──────── Recorded data ────────
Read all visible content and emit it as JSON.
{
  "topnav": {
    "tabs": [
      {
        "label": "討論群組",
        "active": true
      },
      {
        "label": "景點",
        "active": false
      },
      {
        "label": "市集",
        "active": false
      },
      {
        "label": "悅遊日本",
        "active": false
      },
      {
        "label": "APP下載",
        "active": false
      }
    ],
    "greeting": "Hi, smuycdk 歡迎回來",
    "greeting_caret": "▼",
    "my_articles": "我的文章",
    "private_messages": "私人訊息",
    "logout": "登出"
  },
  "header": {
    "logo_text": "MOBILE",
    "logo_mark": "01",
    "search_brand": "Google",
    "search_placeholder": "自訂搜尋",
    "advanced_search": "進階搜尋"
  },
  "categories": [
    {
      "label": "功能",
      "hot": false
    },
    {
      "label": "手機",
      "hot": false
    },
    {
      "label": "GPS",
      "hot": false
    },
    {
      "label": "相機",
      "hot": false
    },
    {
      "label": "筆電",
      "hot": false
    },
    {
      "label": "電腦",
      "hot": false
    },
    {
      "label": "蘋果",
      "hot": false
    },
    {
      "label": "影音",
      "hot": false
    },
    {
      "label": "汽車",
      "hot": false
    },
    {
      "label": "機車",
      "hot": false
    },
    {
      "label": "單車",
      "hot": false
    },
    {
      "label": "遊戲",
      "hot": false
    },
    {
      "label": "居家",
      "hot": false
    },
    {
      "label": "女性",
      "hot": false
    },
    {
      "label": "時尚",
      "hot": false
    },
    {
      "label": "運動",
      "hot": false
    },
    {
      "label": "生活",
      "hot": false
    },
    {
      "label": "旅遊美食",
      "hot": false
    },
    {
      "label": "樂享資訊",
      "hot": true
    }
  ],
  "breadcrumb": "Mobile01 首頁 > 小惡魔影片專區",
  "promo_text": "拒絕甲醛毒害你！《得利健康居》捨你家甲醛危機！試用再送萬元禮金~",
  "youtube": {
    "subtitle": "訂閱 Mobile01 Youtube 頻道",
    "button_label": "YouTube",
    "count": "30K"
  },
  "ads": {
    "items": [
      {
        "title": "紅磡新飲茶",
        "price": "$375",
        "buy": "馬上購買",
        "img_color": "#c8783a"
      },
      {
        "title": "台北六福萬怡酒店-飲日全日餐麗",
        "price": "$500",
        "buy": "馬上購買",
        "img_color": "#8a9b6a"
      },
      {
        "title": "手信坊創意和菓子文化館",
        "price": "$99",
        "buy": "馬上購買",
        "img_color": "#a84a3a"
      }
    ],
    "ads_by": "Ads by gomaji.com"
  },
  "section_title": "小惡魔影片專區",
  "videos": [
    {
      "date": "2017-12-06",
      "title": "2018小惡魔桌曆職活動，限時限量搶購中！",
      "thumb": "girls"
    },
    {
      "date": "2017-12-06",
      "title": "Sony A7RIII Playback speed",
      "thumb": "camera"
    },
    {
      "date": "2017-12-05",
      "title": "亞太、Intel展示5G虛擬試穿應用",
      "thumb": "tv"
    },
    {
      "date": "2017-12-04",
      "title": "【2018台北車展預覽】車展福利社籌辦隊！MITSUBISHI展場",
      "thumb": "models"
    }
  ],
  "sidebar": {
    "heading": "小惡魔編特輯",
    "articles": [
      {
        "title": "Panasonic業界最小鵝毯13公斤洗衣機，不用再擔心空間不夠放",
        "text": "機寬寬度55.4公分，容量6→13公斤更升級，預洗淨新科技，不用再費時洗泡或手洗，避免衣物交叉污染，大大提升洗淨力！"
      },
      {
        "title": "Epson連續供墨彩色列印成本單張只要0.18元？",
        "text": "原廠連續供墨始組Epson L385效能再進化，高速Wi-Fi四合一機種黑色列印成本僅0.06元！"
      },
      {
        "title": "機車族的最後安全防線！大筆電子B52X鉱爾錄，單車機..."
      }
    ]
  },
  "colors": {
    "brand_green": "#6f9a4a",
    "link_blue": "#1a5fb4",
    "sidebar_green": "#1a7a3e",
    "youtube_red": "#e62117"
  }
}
────────
● **Task requirements**: Send back every record, precisely as written.

● **Result of the task**:
Read all visible content and emit it as JSON.
{
  "topnav": {
    "tabs": [
      {
        "label": "討論群組",
        "active": true
      },
      {
        "label": "景點",
        "active": false
      },
      {
        "label": "市集",
        "active": false
      },
      {
        "label": "悅遊日本",
        "active": false
      },
      {
        "label": "APP下載",
        "active": false
      }
    ],
    "greeting": "Hi, smuycdk 歡迎回來",
    "greeting_caret": "▼",
    "my_articles": "我的文章",
    "private_messages": "私人訊息",
    "logout": "登出"
  },
  "header": {
    "logo_text": "MOBILE",
    "logo_mark": "01",
    "search_brand": "Google",
    "search_placeholder": "自訂搜尋",
    "advanced_search": "進階搜尋"
  },
  "categories": [
    {
      "label": "功能",
      "hot": false
    },
    {
      "label": "手機",
      "hot": false
    },
    {
      "label": "GPS",
      "hot": false
    },
    {
      "label": "相機",
      "hot": false
    },
    {
      "label": "筆電",
      "hot": false
    },
    {
      "label": "電腦",
      "hot": false
    },
    {
      "label": "蘋果",
      "hot": false
    },
    {
      "label": "影音",
      "hot": false
    },
    {
      "label": "汽車",
      "hot": false
    },
    {
      "label": "機車",
      "hot": false
    },
    {
      "label": "單車",
      "hot": false
    },
    {
      "label": "遊戲",
      "hot": false
    },
    {
      "label": "居家",
      "hot": false
    },
    {
      "label": "女性",
      "hot": false
    },
    {
      "label": "時尚",
      "hot": false
    },
    {
      "label": "運動",
      "hot": false
    },
    {
      "label": "生活",
      "hot": false
    },
    {
      "label": "旅遊美食",
      "hot": false
    },
    {
      "label": "樂享資訊",
      "hot": true
    }
  ],
  "breadcrumb": "Mobile01 首頁 > 小惡魔影片專區",
  "promo_text": "拒絕甲醛毒害你！《得利健康居》捨你家甲醛危機！試用再送萬元禮金~",
  "youtube": {
    "subtitle": "訂閱 Mobile01 Youtube 頻道",
    "button_label": "YouTube",
    "count": "30K"
  },
  "ads": {
    "items": [
      {
        "title": "紅磡新飲茶",
        "price": "$375",
        "buy": "馬上購買",
        "img_color": "#c8783a"
      },
      {
        "title": "台北六福萬怡酒店-飲日全日餐麗",
        "price": "$500",
        "buy": "馬上購買",
        "img_color": "#8a9b6a"
      },
      {
        "title": "手信坊創意和菓子文化館",
        "price": "$99",
        "buy": "馬上購買",
        "img_color": "#a84a3a"
      }
    ],
    "ads_by": "Ads by gomaji.com"
  },
  "section_title": "小惡魔影片專區",
  "videos": [
    {
      "date": "2017-12-06",
      "title": "2018小惡魔桌曆職活動，限時限量搶購中！",
      "thumb": "girls"
    },
    {
      "date": "2017-12-06",
      "title": "Sony A7RIII Playback speed",
      "thumb": "camera"
    },
    {
      "date": "2017-12-05",
      "title": "亞太、Intel展示5G虛擬試穿應用",
      "thumb": "tv"
    },
    {
      "date": "2017-12-04",
      "title": "【2018台北車展預覽】車展福利社籌辦隊！MITSUBISHI展場",
      "thumb": "models"
    }
  ],
  "sidebar": {
    "heading": "小惡魔編特輯",
    "articles": [
      {
        "title": "Panasonic業界最小鵝毯13公斤洗衣機，不用再擔心空間不夠放",
        "text": "機寬寬度55.4公分，容量6→13公斤更升級，預洗淨新科技，不用再費時洗泡或手洗，避免衣物交叉污染，大大提升洗淨力！"
      },
      {
        "title": "Epson連續供墨彩色列印成本單張只要0.18元？",
        "text": "原廠連續供墨始組Epson L385效能再進化，高速Wi-Fi四合一機種黑色列印成本僅0.06元！"
      },
      {
        "title": "機車族的最後安全防線！大筆電子B52X鉱爾錄，單車機..."
      }
    ]
  },
  "colors": {
    "brand_green": "#6f9a4a",
    "link_blue": "#1a5fb4",
    "sidebar_green": "#1a7a3e",
    "youtube_red": "#e62117"
  }
}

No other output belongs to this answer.